**WHAT IS NEEDED**
Omit every picture and return the rest of the data unaltered.

**MATERIAL TO PROCESS**
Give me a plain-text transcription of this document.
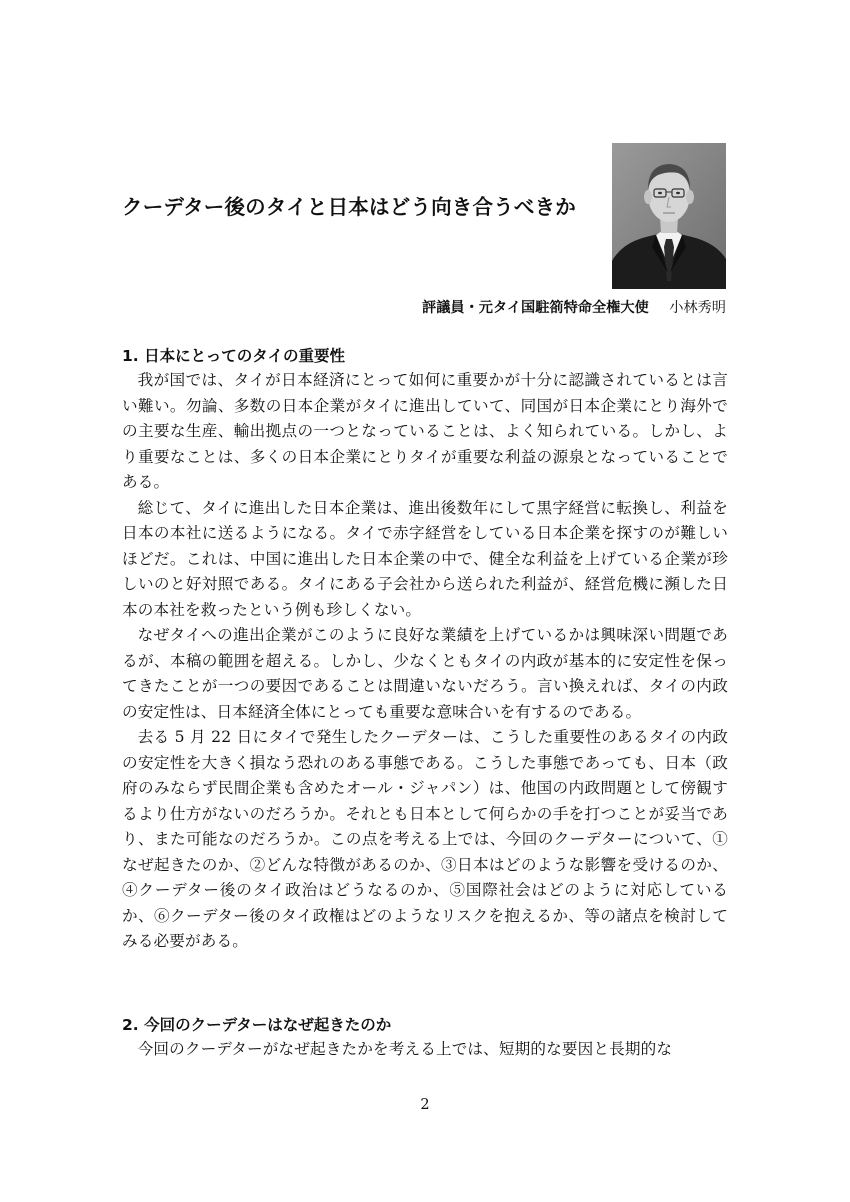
クーデター後のタイと日本はどう向き合うべきか
評議員・元タイ国駐箚特命全権大使 小林秀明
1. 日本にとってのタイの重要性

我が国では、タイが日本経済にとって如何に重要かが十分に認識されているとは言い難い。勿論、多数の日本企業がタイに進出していて、同国が日本企業にとり海外での主要な生産、輸出拠点の一つとなっていることは、よく知られている。しかし、より重要なことは、多くの日本企業にとりタイが重要な利益の源泉となっていることである。

総じて、タイに進出した日本企業は、進出後数年にして黒字経営に転換し、利益を日本の本社に送るようになる。タイで赤字経営をしている日本企業を探すのが難しいほどだ。これは、中国に進出した日本企業の中で、健全な利益を上げている企業が珍しいのと好対照である。タイにある子会社から送られた利益が、経営危機に瀕した日本の本社を救ったという例も珍しくない。

なぜタイへの進出企業がこのように良好な業績を上げているかは興味深い問題であるが、本稿の範囲を超える。しかし、少なくともタイの内政が基本的に安定性を保ってきたことが一つの要因であることは間違いないだろう。言い換えれば、タイの内政の安定性は、日本経済全体にとっても重要な意味合いを有するのである。

去る 5 月 22 日にタイで発生したクーデターは、こうした重要性のあるタイの内政の安定性を大きく損なう恐れのある事態である。こうした事態であっても、日本（政府のみならず民間企業も含めたオール・ジャパン）は、他国の内政問題として傍観するより仕方がないのだろうか。それとも日本として何らかの手を打つことが妥当であり、また可能なのだろうか。この点を考える上では、今回のクーデターについて、①なぜ起きたのか、②どんな特徴があるのか、③日本はどのような影響を受けるのか、④クーデター後のタイ政治はどうなるのか、⑤国際社会はどのように対応しているか、⑥クーデター後のタイ政権はどのようなリスクを抱えるか、等の諸点を検討してみる必要がある。

2. 今回のクーデターはなぜ起きたのか

今回のクーデターがなぜ起きたかを考える上では、短期的な要因と長期的な

2
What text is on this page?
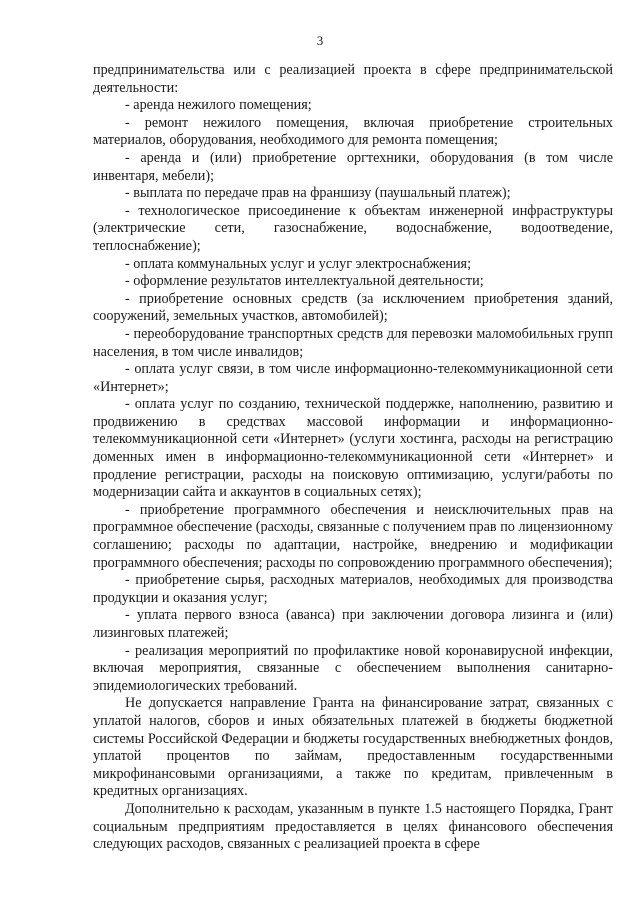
3

предпринимательства или с реализацией проекта в сфере предпринимательской деятельности:

- аренда нежилого помещения;

- ремонт нежилого помещения, включая приобретение строительных материалов, оборудования, необходимого для ремонта помещения;

- аренда и (или) приобретение оргтехники, оборудования (в том числе инвентаря, мебели);

- выплата по передаче прав на франшизу (паушальный платеж);

- технологическое присоединение к объектам инженерной инфраструктуры (электрические сети, газоснабжение, водоснабжение, водоотведение, теплоснабжение);

- оплата коммунальных услуг и услуг электроснабжения;

- оформление результатов интеллектуальной деятельности;

- приобретение основных средств (за исключением приобретения зданий, сооружений, земельных участков, автомобилей);

- переоборудование транспортных средств для перевозки маломобильных групп населения, в том числе инвалидов;

- оплата услуг связи, в том числе информационно-телекоммуникационной сети «Интернет»;

- оплата услуг по созданию, технической поддержке, наполнению, развитию и продвижению в средствах массовой информации и информационно-телекоммуникационной сети «Интернет» (услуги хостинга, расходы на регистрацию доменных имен в информационно-телекоммуникационной сети «Интернет» и продление регистрации, расходы на поисковую оптимизацию, услуги/работы по модернизации сайта и аккаунтов в социальных сетях);

- приобретение программного обеспечения и неисключительных прав на программное обеспечение (расходы, связанные с получением прав по лицензионному соглашению; расходы по адаптации, настройке, внедрению и модификации программного обеспечения; расходы по сопровождению программного обеспечения);

- приобретение сырья, расходных материалов, необходимых для производства продукции и оказания услуг;

- уплата первого взноса (аванса) при заключении договора лизинга и (или) лизинговых платежей;

- реализация мероприятий по профилактике новой коронавирусной инфекции, включая мероприятия, связанные с обеспечением выполнения санитарно-эпидемиологических требований.

Не допускается направление Гранта на финансирование затрат, связанных с уплатой налогов, сборов и иных обязательных платежей в бюджеты бюджетной системы Российской Федерации и бюджеты государственных внебюджетных фондов, уплатой процентов по займам, предоставленным государственными микрофинансовыми организациями, а также по кредитам, привлеченным в кредитных организациях.

Дополнительно к расходам, указанным в пункте 1.5 настоящего Порядка, Грант социальным предприятиям предоставляется в целях финансового обеспечения следующих расходов, связанных с реализацией проекта в сфере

**RESPONSE**
Give me a plain-text transcription of this document.
クーデター後のタイと日本はどう向き合うべきか
評議員・元タイ国駐箚特命全権大使 小林秀明
1. 日本にとってのタイの重要性

我が国では、タイが日本経済にとって如何に重要かが十分に認識されているとは言い難い。勿論、多数の日本企業がタイに進出していて、同国が日本企業にとり海外での主要な生産、輸出拠点の一つとなっていることは、よく知られている。しかし、より重要なことは、多くの日本企業にとりタイが重要な利益の源泉となっていることである。

総じて、タイに進出した日本企業は、進出後数年にして黒字経営に転換し、利益を日本の本社に送るようになる。タイで赤字経営をしている日本企業を探すのが難しいほどだ。これは、中国に進出した日本企業の中で、健全な利益を上げている企業が珍しいのと好対照である。タイにある子会社から送られた利益が、経営危機に瀕した日本の本社を救ったという例も珍しくない。

なぜタイへの進出企業がこのように良好な業績を上げているかは興味深い問題であるが、本稿の範囲を超える。しかし、少なくともタイの内政が基本的に安定性を保ってきたことが一つの要因であることは間違いないだろう。言い換えれば、タイの内政の安定性は、日本経済全体にとっても重要な意味合いを有するのである。

去る 5 月 22 日にタイで発生したクーデターは、こうした重要性のあるタイの内政の安定性を大きく損なう恐れのある事態である。こうした事態であっても、日本（政府のみならず民間企業も含めたオール・ジャパン）は、他国の内政問題として傍観するより仕方がないのだろうか。それとも日本として何らかの手を打つことが妥当であり、また可能なのだろうか。この点を考える上では、今回のクーデターについて、①なぜ起きたのか、②どんな特徴があるのか、③日本はどのような影響を受けるのか、④クーデター後のタイ政治はどうなるのか、⑤国際社会はどのように対応しているか、⑥クーデター後のタイ政権はどのようなリスクを抱えるか、等の諸点を検討してみる必要がある。

2. 今回のクーデターはなぜ起きたのか

今回のクーデターがなぜ起きたかを考える上では、短期的な要因と長期的な

2
What text is on this page?
3

предпринимательства или с реализацией проекта в сфере предпринимательской деятельности:

- аренда нежилого помещения;

- ремонт нежилого помещения, включая приобретение строительных материалов, оборудования, необходимого для ремонта помещения;

- аренда и (или) приобретение оргтехники, оборудования (в том числе инвентаря, мебели);

- выплата по передаче прав на франшизу (паушальный платеж);

- технологическое присоединение к объектам инженерной инфраструктуры (электрические сети, газоснабжение, водоснабжение, водоотведение, теплоснабжение);

- оплата коммунальных услуг и услуг электроснабжения;

- оформление результатов интеллектуальной деятельности;

- приобретение основных средств (за исключением приобретения зданий, сооружений, земельных участков, автомобилей);

- переоборудование транспортных средств для перевозки маломобильных групп населения, в том числе инвалидов;

- оплата услуг связи, в том числе информационно-телекоммуникационной сети «Интернет»;

- оплата услуг по созданию, технической поддержке, наполнению, развитию и продвижению в средствах массовой информации и информационно-телекоммуникационной сети «Интернет» (услуги хостинга, расходы на регистрацию доменных имен в информационно-телекоммуникационной сети «Интернет» и продление регистрации, расходы на поисковую оптимизацию, услуги/работы по модернизации сайта и аккаунтов в социальных сетях);

- приобретение программного обеспечения и неисключительных прав на программное обеспечение (расходы, связанные с получением прав по лицензионному соглашению; расходы по адаптации, настройке, внедрению и модификации программного обеспечения; расходы по сопровождению программного обеспечения);

- приобретение сырья, расходных материалов, необходимых для производства продукции и оказания услуг;

- уплата первого взноса (аванса) при заключении договора лизинга и (или) лизинговых платежей;

- реализация мероприятий по профилактике новой коронавирусной инфекции, включая мероприятия, связанные с обеспечением выполнения санитарно-эпидемиологических требований.

Не допускается направление Гранта на финансирование затрат, связанных с уплатой налогов, сборов и иных обязательных платежей в бюджеты бюджетной системы Российской Федерации и бюджеты государственных внебюджетных фондов, уплатой процентов по займам, предоставленным государственными микрофинансовыми организациями, а также по кредитам, привлеченным в кредитных организациях.

Дополнительно к расходам, указанным в пункте 1.5 настоящего Порядка, Грант социальным предприятиям предоставляется в целях финансового обеспечения следующих расходов, связанных с реализацией проекта в сфере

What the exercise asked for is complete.